Select from the records below every line that has the word "here" in it.

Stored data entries

──────

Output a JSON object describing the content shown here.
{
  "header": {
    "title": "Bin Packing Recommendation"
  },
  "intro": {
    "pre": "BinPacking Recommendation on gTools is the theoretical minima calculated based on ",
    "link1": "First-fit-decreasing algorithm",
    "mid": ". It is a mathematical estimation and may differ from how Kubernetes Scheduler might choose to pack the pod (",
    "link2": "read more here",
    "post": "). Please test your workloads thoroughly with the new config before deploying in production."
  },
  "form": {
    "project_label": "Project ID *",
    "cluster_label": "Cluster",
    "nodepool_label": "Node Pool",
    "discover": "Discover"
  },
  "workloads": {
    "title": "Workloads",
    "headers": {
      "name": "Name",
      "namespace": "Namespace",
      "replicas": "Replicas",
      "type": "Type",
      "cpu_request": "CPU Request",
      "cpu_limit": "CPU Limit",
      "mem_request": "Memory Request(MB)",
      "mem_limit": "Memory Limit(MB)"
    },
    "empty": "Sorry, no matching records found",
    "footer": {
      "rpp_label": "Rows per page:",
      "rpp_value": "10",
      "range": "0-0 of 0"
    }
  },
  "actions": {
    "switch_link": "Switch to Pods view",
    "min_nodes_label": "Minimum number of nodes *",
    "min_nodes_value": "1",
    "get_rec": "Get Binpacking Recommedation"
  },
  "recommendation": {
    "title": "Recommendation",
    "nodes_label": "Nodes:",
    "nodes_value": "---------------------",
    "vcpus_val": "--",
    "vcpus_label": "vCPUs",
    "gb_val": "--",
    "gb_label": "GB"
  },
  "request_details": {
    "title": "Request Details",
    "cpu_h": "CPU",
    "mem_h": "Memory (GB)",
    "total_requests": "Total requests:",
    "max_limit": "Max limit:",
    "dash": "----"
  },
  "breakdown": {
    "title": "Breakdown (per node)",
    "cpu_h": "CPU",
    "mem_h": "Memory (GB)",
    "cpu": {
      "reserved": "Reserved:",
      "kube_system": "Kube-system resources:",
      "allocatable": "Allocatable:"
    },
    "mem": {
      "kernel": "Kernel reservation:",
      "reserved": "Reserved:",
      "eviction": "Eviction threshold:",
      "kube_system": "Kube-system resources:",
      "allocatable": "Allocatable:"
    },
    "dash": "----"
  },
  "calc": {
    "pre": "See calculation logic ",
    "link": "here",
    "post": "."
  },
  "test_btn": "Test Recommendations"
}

──────

▶ [Answer to the problem]:
Output a JSON object describing the content shown here.
    "link2": "read more here",
    "link": "here",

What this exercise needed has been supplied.